• **DIRECTIONS FOR THIS TASK**
Type out all the records word for word. Any pictures are to be left out.

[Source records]
---

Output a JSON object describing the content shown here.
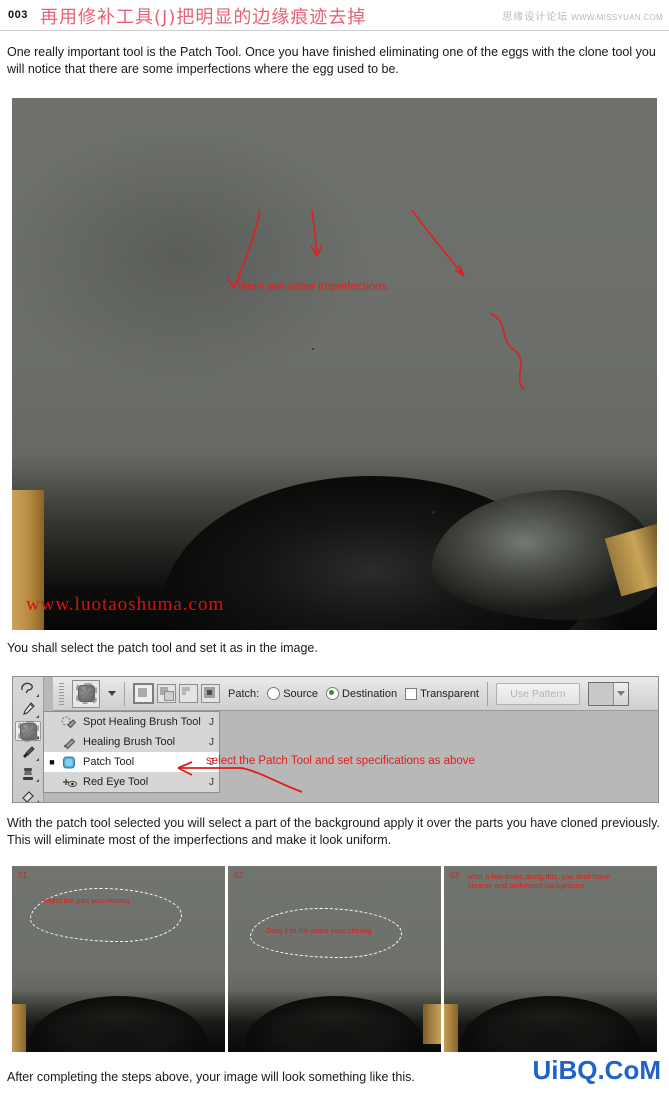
{
  "header": {
    "step_number": "003",
    "title": "再用修补工具(J)把明显的边缘痕迹去掉",
    "brand_cn": "思缘设计论坛",
    "brand_url": "WWW.MISSYUAN.COM"
  },
  "intro_paragraph": "One really important tool is the Patch Tool. Once you have finished eliminating one of the eggs with the clone tool you will notice that there are some imperfections where the egg used to be.",
  "photo1": {
    "annotation": "there are some imprefections.",
    "watermark": "www.luotaoshuma.com"
  },
  "caption_select_patch": "You shall select the patch tool and set it as in the image.",
  "photoshop": {
    "patch_label": "Patch:",
    "source_label": "Source",
    "destination_label": "Destination",
    "transparent_label": "Transparent",
    "use_pattern_label": "Use Pattern",
    "menu_items": [
      {
        "label": "Spot Healing Brush Tool",
        "shortcut": "J",
        "selected": false,
        "icon": "spot-healing-brush-icon"
      },
      {
        "label": "Healing Brush Tool",
        "shortcut": "J",
        "selected": false,
        "icon": "healing-brush-icon"
      },
      {
        "label": "Patch Tool",
        "shortcut": "J",
        "selected": true,
        "icon": "patch-tool-icon"
      },
      {
        "label": "Red Eye Tool",
        "shortcut": "J",
        "selected": false,
        "icon": "red-eye-icon"
      }
    ],
    "annotation": "select the Patch Tool and set specifications as above"
  },
  "body_paragraph": "With the patch tool selected you will select a part of the background apply it over the parts you have cloned previously. This will eliminate most of the imperfections and make it look uniform.",
  "steps": [
    {
      "number": "01",
      "note": "select the part you cloning"
    },
    {
      "number": "02",
      "note": "Drag it to the place your cloning"
    },
    {
      "number": "03",
      "note": "after a few times doing this, you shall have cleaner and uniformed background"
    }
  ],
  "footer_note": "After completing the steps above, your image will look something like this.",
  "site_logo": "UiBQ.CoM",
  "colors": {
    "title_red": "#e8607a",
    "annotation_red": "#e02020",
    "logo_blue": "#1e63c8"
  }
}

---

• **RESULT OF THIS EXERCISE**
Output a JSON object describing the content shown here.
{
  "header": {
    "step_number": "003",
    "title": "再用修补工具(J)把明显的边缘痕迹去掉",
    "brand_cn": "思缘设计论坛",
    "brand_url": "WWW.MISSYUAN.COM"
  },
  "intro_paragraph": "One really important tool is the Patch Tool. Once you have finished eliminating one of the eggs with the clone tool you will notice that there are some imperfections where the egg used to be.",
  "photo1": {
    "annotation": "there are some imprefections.",
    "watermark": "www.luotaoshuma.com"
  },
  "caption_select_patch": "You shall select the patch tool and set it as in the image.",
  "photoshop": {
    "patch_label": "Patch:",
    "source_label": "Source",
    "destination_label": "Destination",
    "transparent_label": "Transparent",
    "use_pattern_label": "Use Pattern",
    "menu_items": [
      {
        "label": "Spot Healing Brush Tool",
        "shortcut": "J",
        "selected": false,
        "icon": "spot-healing-brush-icon"
      },
      {
        "label": "Healing Brush Tool",
        "shortcut": "J",
        "selected": false,
        "icon": "healing-brush-icon"
      },
      {
        "label": "Patch Tool",
        "shortcut": "J",
        "selected": true,
        "icon": "patch-tool-icon"
      },
      {
        "label": "Red Eye Tool",
        "shortcut": "J",
        "selected": false,
        "icon": "red-eye-icon"
      }
    ],
    "annotation": "select the Patch Tool and set specifications as above"
  },
  "body_paragraph": "With the patch tool selected you will select a part of the background apply it over the parts you have cloned previously. This will eliminate most of the imperfections and make it look uniform.",
  "steps": [
    {
      "number": "01",
      "note": "select the part you cloning"
    },
    {
      "number": "02",
      "note": "Drag it to the place your cloning"
    },
    {
      "number": "03",
      "note": "after a few times doing this, you shall have cleaner and uniformed background"
    }
  ],
  "footer_note": "After completing the steps above, your image will look something like this.",
  "site_logo": "UiBQ.CoM",
  "colors": {
    "title_red": "#e8607a",
    "annotation_red": "#e02020",
    "logo_blue": "#1e63c8"
  }
}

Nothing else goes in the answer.